--- START RAW DATA ---
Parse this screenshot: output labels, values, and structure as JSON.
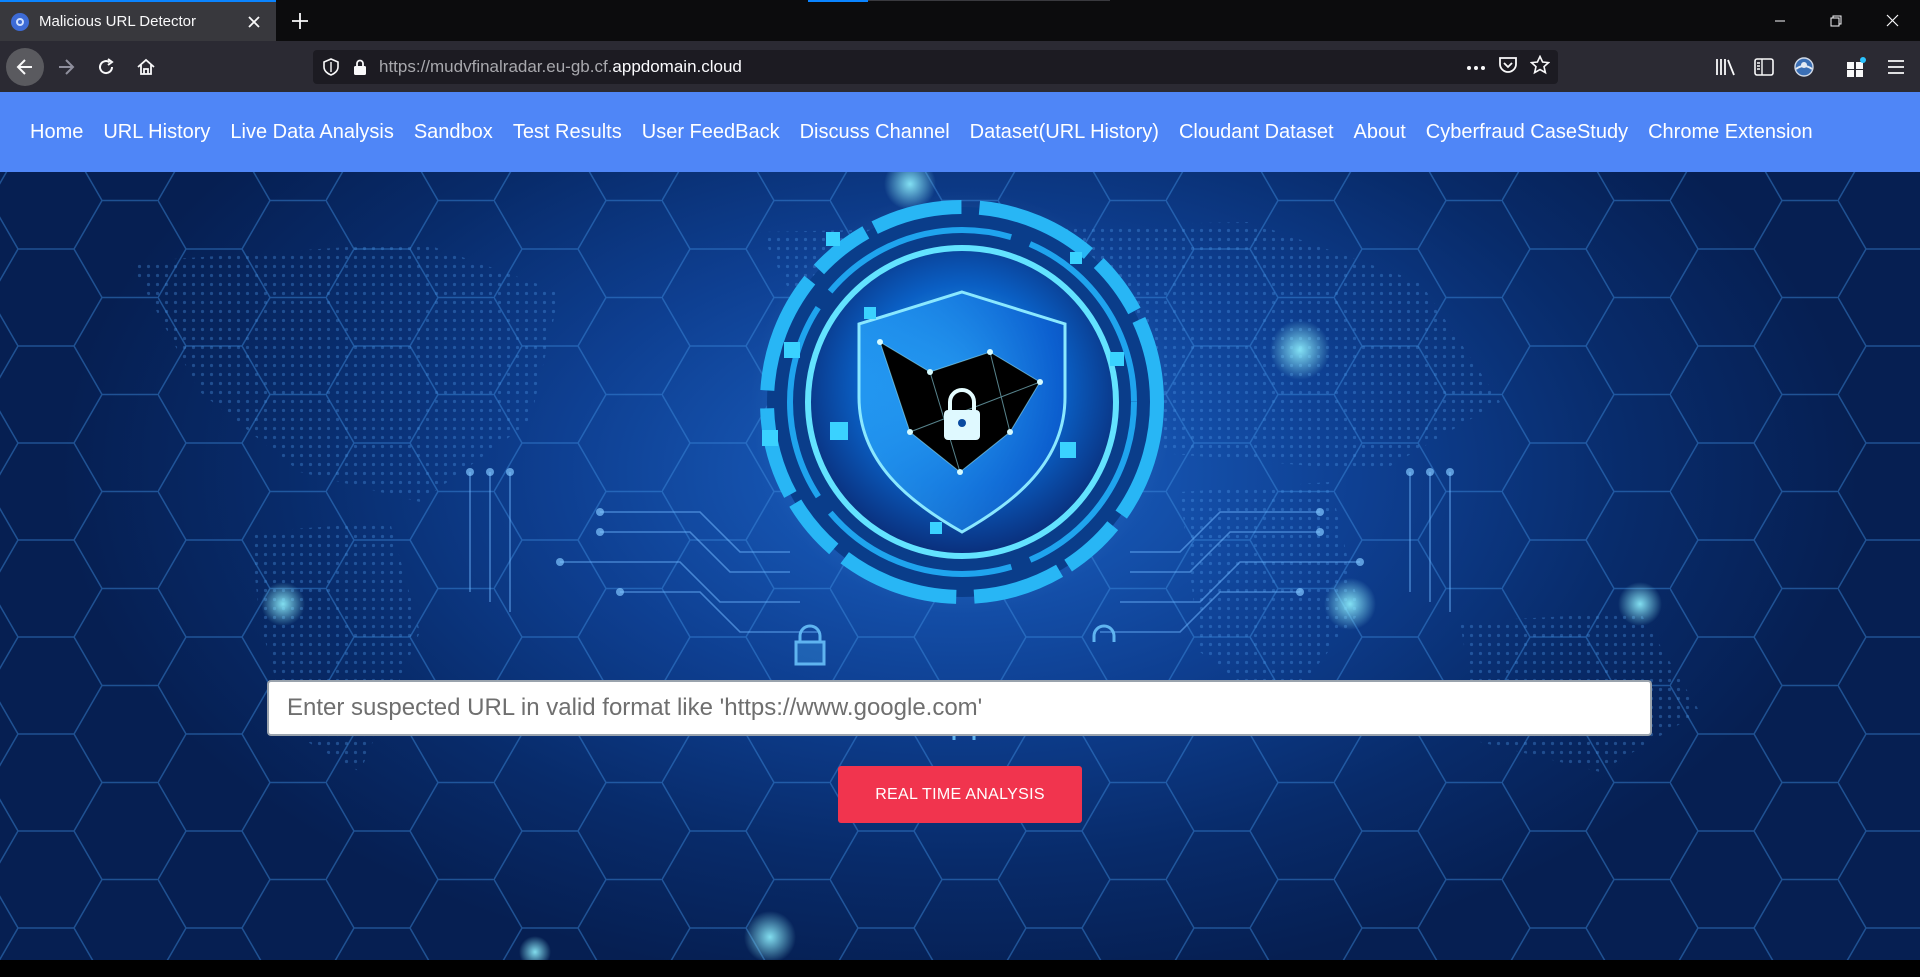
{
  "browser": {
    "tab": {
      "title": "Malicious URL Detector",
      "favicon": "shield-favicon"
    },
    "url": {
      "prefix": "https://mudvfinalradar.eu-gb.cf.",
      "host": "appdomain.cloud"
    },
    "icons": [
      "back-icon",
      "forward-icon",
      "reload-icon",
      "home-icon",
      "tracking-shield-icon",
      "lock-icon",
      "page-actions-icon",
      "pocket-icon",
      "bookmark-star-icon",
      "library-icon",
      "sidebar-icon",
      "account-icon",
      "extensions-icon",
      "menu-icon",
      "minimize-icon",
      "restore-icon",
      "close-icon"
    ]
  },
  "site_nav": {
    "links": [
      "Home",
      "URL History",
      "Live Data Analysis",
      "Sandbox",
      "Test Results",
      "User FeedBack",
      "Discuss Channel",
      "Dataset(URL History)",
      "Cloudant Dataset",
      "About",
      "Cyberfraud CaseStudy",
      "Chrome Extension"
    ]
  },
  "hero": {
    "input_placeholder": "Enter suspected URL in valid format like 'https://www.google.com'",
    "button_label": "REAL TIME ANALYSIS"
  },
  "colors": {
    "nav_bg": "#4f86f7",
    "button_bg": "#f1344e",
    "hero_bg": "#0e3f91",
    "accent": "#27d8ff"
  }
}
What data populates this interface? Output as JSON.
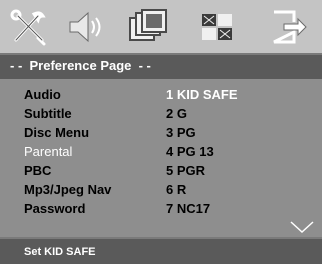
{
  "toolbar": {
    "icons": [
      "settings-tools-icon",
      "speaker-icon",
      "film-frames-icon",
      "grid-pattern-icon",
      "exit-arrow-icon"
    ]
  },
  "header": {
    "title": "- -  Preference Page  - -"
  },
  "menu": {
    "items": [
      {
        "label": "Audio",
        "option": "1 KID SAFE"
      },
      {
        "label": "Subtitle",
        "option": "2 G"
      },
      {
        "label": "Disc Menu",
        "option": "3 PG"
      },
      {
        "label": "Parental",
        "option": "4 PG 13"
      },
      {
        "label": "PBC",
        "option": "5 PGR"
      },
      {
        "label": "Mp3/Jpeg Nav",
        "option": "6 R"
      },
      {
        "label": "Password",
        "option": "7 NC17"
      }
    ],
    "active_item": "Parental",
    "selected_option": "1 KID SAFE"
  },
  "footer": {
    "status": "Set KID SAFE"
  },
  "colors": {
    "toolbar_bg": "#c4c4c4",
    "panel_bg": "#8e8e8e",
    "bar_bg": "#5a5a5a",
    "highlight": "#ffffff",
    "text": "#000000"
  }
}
--- END RAW DATA ---
Take the lines from the one containing "What data populates" through the final line of the listing above and print them exactly, including both ends but no pictures.

SOLVED EXERCISE:
What data populates this interface? Output as JSON.
{
  "toolbar": {
    "icons": [
      "settings-tools-icon",
      "speaker-icon",
      "film-frames-icon",
      "grid-pattern-icon",
      "exit-arrow-icon"
    ]
  },
  "header": {
    "title": "- -  Preference Page  - -"
  },
  "menu": {
    "items": [
      {
        "label": "Audio",
        "option": "1 KID SAFE"
      },
      {
        "label": "Subtitle",
        "option": "2 G"
      },
      {
        "label": "Disc Menu",
        "option": "3 PG"
      },
      {
        "label": "Parental",
        "option": "4 PG 13"
      },
      {
        "label": "PBC",
        "option": "5 PGR"
      },
      {
        "label": "Mp3/Jpeg Nav",
        "option": "6 R"
      },
      {
        "label": "Password",
        "option": "7 NC17"
      }
    ],
    "active_item": "Parental",
    "selected_option": "1 KID SAFE"
  },
  "footer": {
    "status": "Set KID SAFE"
  },
  "colors": {
    "toolbar_bg": "#c4c4c4",
    "panel_bg": "#8e8e8e",
    "bar_bg": "#5a5a5a",
    "highlight": "#ffffff",
    "text": "#000000"
  }
}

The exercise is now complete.